AIM -
Convert every line of the data below into a Markdown table, with the columns Row and Line, and leave out blank lines.

MATERIAL PROVIDED -
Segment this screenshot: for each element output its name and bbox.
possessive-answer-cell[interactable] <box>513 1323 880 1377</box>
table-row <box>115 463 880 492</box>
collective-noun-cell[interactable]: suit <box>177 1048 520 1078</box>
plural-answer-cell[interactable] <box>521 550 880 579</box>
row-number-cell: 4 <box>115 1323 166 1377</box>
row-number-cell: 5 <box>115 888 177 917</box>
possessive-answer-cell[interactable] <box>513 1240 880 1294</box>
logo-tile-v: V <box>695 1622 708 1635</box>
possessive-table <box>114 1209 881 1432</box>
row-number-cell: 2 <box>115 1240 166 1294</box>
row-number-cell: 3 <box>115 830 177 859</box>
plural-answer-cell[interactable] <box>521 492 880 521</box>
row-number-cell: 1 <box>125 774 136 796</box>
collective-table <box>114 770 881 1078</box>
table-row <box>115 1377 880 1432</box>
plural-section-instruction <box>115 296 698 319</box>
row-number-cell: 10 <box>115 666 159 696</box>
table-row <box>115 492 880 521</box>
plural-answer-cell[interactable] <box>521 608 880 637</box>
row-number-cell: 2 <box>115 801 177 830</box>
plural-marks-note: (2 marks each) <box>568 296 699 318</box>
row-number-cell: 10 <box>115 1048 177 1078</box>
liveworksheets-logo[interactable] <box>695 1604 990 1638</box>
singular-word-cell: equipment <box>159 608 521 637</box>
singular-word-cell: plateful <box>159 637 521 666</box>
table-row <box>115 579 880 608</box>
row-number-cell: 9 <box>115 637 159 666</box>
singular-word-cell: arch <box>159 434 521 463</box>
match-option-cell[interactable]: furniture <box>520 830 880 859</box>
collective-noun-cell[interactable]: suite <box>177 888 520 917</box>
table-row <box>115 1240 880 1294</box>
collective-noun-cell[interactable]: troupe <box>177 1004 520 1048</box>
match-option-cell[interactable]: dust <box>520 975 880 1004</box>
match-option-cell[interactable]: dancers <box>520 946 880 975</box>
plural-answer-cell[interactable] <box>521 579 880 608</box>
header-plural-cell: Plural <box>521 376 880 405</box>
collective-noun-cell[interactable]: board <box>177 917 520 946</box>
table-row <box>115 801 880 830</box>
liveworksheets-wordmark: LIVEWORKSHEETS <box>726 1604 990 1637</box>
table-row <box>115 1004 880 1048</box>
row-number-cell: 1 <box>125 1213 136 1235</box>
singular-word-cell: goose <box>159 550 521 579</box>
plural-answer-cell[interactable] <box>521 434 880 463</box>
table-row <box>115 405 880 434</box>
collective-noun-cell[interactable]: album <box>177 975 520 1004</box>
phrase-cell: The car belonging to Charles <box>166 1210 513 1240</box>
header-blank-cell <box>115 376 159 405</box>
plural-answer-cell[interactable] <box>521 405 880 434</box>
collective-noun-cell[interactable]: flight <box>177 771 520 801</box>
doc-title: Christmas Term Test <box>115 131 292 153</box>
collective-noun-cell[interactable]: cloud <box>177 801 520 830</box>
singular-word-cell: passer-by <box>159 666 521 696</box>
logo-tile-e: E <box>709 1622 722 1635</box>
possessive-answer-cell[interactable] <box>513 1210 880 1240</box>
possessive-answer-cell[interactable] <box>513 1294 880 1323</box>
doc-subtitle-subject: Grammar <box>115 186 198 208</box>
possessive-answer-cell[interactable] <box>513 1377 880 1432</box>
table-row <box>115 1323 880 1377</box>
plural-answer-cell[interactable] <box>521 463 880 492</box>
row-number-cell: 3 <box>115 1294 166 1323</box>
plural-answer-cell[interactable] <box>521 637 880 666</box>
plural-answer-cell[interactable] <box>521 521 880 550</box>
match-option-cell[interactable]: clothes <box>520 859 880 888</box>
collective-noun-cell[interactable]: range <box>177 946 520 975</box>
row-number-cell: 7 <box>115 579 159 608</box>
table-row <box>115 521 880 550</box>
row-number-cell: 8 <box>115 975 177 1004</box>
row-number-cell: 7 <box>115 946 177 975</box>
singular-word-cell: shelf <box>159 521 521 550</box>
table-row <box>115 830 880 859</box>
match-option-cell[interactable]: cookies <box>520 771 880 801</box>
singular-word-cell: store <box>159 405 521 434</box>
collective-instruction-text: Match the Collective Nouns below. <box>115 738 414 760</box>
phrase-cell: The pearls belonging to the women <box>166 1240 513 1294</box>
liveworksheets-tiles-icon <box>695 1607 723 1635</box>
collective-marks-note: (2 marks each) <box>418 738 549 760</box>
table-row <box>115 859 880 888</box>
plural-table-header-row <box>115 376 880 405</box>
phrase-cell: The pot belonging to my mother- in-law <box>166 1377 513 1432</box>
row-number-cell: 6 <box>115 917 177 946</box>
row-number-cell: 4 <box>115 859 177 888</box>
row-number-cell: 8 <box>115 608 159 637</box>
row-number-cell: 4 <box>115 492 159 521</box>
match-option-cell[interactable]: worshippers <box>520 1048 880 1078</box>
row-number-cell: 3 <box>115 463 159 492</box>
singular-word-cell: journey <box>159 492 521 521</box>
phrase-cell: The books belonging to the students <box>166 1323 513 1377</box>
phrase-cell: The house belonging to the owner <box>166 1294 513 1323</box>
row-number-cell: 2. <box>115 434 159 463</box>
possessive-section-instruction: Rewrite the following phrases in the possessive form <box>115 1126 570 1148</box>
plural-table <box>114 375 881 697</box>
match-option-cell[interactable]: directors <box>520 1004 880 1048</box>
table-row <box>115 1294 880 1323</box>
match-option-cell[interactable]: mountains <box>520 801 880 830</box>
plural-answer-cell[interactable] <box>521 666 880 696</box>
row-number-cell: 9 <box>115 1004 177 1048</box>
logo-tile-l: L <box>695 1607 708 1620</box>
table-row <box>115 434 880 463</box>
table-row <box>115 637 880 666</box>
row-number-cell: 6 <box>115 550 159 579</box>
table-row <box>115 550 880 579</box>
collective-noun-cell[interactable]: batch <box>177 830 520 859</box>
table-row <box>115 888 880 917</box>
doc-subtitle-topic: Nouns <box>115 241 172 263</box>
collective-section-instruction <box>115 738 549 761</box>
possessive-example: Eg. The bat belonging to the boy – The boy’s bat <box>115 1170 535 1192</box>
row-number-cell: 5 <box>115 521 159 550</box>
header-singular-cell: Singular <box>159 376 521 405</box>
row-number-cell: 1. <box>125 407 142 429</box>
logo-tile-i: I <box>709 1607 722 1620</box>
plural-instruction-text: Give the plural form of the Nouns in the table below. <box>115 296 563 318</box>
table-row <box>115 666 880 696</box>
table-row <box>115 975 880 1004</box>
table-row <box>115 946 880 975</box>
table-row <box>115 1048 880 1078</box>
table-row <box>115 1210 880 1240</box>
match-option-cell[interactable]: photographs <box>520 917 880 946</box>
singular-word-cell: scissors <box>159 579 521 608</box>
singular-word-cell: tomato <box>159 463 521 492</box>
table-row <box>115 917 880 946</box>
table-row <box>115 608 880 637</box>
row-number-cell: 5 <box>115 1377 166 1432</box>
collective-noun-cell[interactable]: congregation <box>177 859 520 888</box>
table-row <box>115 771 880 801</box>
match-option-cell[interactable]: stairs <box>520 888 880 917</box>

OUTPUT OF THE TASK -
| Row | Line |
|---|---|
| 1 | Segment this screenshot: for each element output its name and bbox. |
| 2 | possessive-answer-cell[interactable] <box>513 1323 880 1377</box> |
| 3 | table-row <box>115 463 880 492</box> |
| 4 | collective-noun-cell[interactable]: suit <box>177 1048 520 1078</box> |
| 5 | plural-answer-cell[interactable] <box>521 550 880 579</box> |
| 6 | row-number-cell: 4 <box>115 1323 166 1377</box> |
| 7 | row-number-cell: 5 <box>115 888 177 917</box> |
| 8 | possessive-answer-cell[interactable] <box>513 1240 880 1294</box> |
| 9 | logo-tile-v: V <box>695 1622 708 1635</box> |
| 10 | possessive-table <box>114 1209 881 1432</box> |
| 11 | row-number-cell: 2 <box>115 1240 166 1294</box> |
| 12 | row-number-cell: 3 <box>115 830 177 859</box> |
| 13 | plural-answer-cell[interactable] <box>521 492 880 521</box> |
| 14 | row-number-cell: 1 <box>125 774 136 796</box> |
| 15 | collective-table <box>114 770 881 1078</box> |
| 16 | table-row <box>115 1377 880 1432</box> |
| 17 | plural-section-instruction <box>115 296 698 319</box> |
| 18 | row-number-cell: 10 <box>115 666 159 696</box> |
| 19 | table-row <box>115 492 880 521</box> |
| 20 | plural-answer-cell[interactable] <box>521 608 880 637</box> |
| 21 | row-number-cell: 2 <box>115 801 177 830</box> |
| 22 | plural-marks-note: (2 marks each) <box>568 296 699 318</box> |
| 23 | row-number-cell: 10 <box>115 1048 177 1078</box> |
| 24 | liveworksheets-logo[interactable] <box>695 1604 990 1638</box> |
| 25 | singular-word-cell: equipment <box>159 608 521 637</box> |
| 26 | singular-word-cell: plateful <box>159 637 521 666</box> |
| 27 | table-row <box>115 579 880 608</box> |
| 28 | row-number-cell: 9 <box>115 637 159 666</box> |
| 29 | singular-word-cell: arch <box>159 434 521 463</box> |
| 30 | match-option-cell[interactable]: furniture <box>520 830 880 859</box> |
| 31 | collective-noun-cell[interactable]: suite <box>177 888 520 917</box> |
| 32 | table-row <box>115 1240 880 1294</box> |
| 33 | collective-noun-cell[interactable]: troupe <box>177 1004 520 1048</box> |
| 34 | match-option-cell[interactable]: dust <box>520 975 880 1004</box> |
| 35 | match-option-cell[interactable]: dancers <box>520 946 880 975</box> |
| 36 | plural-answer-cell[interactable] <box>521 579 880 608</box> |
| 37 | header-plural-cell: Plural <box>521 376 880 405</box> |
| 38 | collective-noun-cell[interactable]: board <box>177 917 520 946</box> |
| 39 | table-row <box>115 801 880 830</box> |
| 40 | liveworksheets-wordmark: LIVEWORKSHEETS <box>726 1604 990 1637</box> |
| 41 | table-row <box>115 1004 880 1048</box> |
| 42 | row-number-cell: 1 <box>125 1213 136 1235</box> |
| 43 | singular-word-cell: goose <box>159 550 521 579</box> |
| 44 | plural-answer-cell[interactable] <box>521 434 880 463</box> |
| 45 | table-row <box>115 405 880 434</box> |
| 46 | collective-noun-cell[interactable]: album <box>177 975 520 1004</box> |
| 47 | phrase-cell: The car belonging to Charles <box>166 1210 513 1240</box> |
| 48 | header-blank-cell <box>115 376 159 405</box> |
| 49 | plural-answer-cell[interactable] <box>521 405 880 434</box> |
| 50 | collective-noun-cell[interactable]: flight <box>177 771 520 801</box> |
| 51 | doc-title: Christmas Term Test <box>115 131 292 153</box> |
| 52 | collective-noun-cell[interactable]: cloud <box>177 801 520 830</box> |
| 53 | singular-word-cell: passer-by <box>159 666 521 696</box> |
| 54 | logo-tile-e: E <box>709 1622 722 1635</box> |
| 55 | possessive-answer-cell[interactable] <box>513 1210 880 1240</box> |
| 56 | possessive-answer-cell[interactable] <box>513 1294 880 1323</box> |
| 57 | doc-subtitle-subject: Grammar <box>115 186 198 208</box> |
| 58 | possessive-answer-cell[interactable] <box>513 1377 880 1432</box> |
| 59 | table-row <box>115 1323 880 1377</box> |
| 60 | plural-answer-cell[interactable] <box>521 463 880 492</box> |
| 61 | row-number-cell: 3 <box>115 1294 166 1323</box> |
| 62 | plural-answer-cell[interactable] <box>521 637 880 666</box> |
| 63 | plural-answer-cell[interactable] <box>521 521 880 550</box> |
| 64 | match-option-cell[interactable]: clothes <box>520 859 880 888</box> |
| 65 | collective-noun-cell[interactable]: range <box>177 946 520 975</box> |
| 66 | row-number-cell: 7 <box>115 579 159 608</box> |
| 67 | table-row <box>115 521 880 550</box> |
| 68 | row-number-cell: 8 <box>115 975 177 1004</box> |
| 69 | row-number-cell: 7 <box>115 946 177 975</box> |
| 70 | singular-word-cell: shelf <box>159 521 521 550</box> |
| 71 | table-row <box>115 830 880 859</box> |
| 72 | match-option-cell[interactable]: cookies <box>520 771 880 801</box> |
| 73 | singular-word-cell: store <box>159 405 521 434</box> |
| 74 | collective-instruction-text: Match the Collective Nouns below. <box>115 738 414 760</box> |
| 75 | phrase-cell: The pearls belonging to the women <box>166 1240 513 1294</box> |
| 76 | liveworksheets-tiles-icon <box>695 1607 723 1635</box> |
| 77 | collective-marks-note: (2 marks each) <box>418 738 549 760</box> |
| 78 | table-row <box>115 859 880 888</box> |
| 79 | plural-table-header-row <box>115 376 880 405</box> |
| 80 | phrase-cell: The pot belonging to my mother- in-law <box>166 1377 513 1432</box> |
| 81 | row-number-cell: 6 <box>115 917 177 946</box> |
| 82 | row-number-cell: 4 <box>115 859 177 888</box> |
| 83 | row-number-cell: 8 <box>115 608 159 637</box> |
| 84 | row-number-cell: 4 <box>115 492 159 521</box> |
| 85 | match-option-cell[interactable]: worshippers <box>520 1048 880 1078</box> |
| 86 | row-number-cell: 3 <box>115 463 159 492</box> |
| 87 | singular-word-cell: journey <box>159 492 521 521</box> |
| 88 | phrase-cell: The books belonging to the students <box>166 1323 513 1377</box> |
| 89 | phrase-cell: The house belonging to the owner <box>166 1294 513 1323</box> |
| 90 | row-number-cell: 2. <box>115 434 159 463</box> |
| 91 | possessive-section-instruction: Rewrite the following phrases in the possessive form <box>115 1126 570 1148</box> |
| 92 | plural-table <box>114 375 881 697</box> |
| 93 | match-option-cell[interactable]: directors <box>520 1004 880 1048</box> |
| 94 | table-row <box>115 1294 880 1323</box> |
| 95 | match-option-cell[interactable]: mountains <box>520 801 880 830</box> |
| 96 | plural-answer-cell[interactable] <box>521 666 880 696</box> |
| 97 | row-number-cell: 9 <box>115 1004 177 1048</box> |
| 98 | logo-tile-l: L <box>695 1607 708 1620</box> |
| 99 | table-row <box>115 434 880 463</box> |
| 100 | table-row <box>115 637 880 666</box> |
| 101 | row-number-cell: 6 <box>115 550 159 579</box> |
| 102 | table-row <box>115 550 880 579</box> |
| 103 | collective-noun-cell[interactable]: batch <box>177 830 520 859</box> |
| 104 | table-row <box>115 888 880 917</box> |
| 105 | doc-subtitle-topic: Nouns <box>115 241 172 263</box> |
| 106 | collective-section-instruction <box>115 738 549 761</box> |
| 107 | possessive-example: Eg. The bat belonging to the boy – The boy’s bat <box>115 1170 535 1192</box> |
| 108 | row-number-cell: 5 <box>115 521 159 550</box> |
| 109 | header-singular-cell: Singular <box>159 376 521 405</box> |
| 110 | row-number-cell: 1. <box>125 407 142 429</box> |
| 111 | logo-tile-i: I <box>709 1607 722 1620</box> |
| 112 | plural-instruction-text: Give the plural form of the Nouns in the table below. <box>115 296 563 318</box> |
| 113 | table-row <box>115 666 880 696</box> |
| 114 | table-row <box>115 975 880 1004</box> |
| 115 | table-row <box>115 946 880 975</box> |
| 116 | table-row <box>115 1048 880 1078</box> |
| 117 | table-row <box>115 1210 880 1240</box> |
| 118 | match-option-cell[interactable]: photographs <box>520 917 880 946</box> |
| 119 | singular-word-cell: scissors <box>159 579 521 608</box> |
| 120 | singular-word-cell: tomato <box>159 463 521 492</box> |
| 121 | table-row <box>115 917 880 946</box> |
| 122 | table-row <box>115 608 880 637</box> |
| 123 | row-number-cell: 5 <box>115 1377 166 1432</box> |
| 124 | collective-noun-cell[interactable]: congregation <box>177 859 520 888</box> |
| 125 | table-row <box>115 771 880 801</box> |
| 126 | match-option-cell[interactable]: stairs <box>520 888 880 917</box> |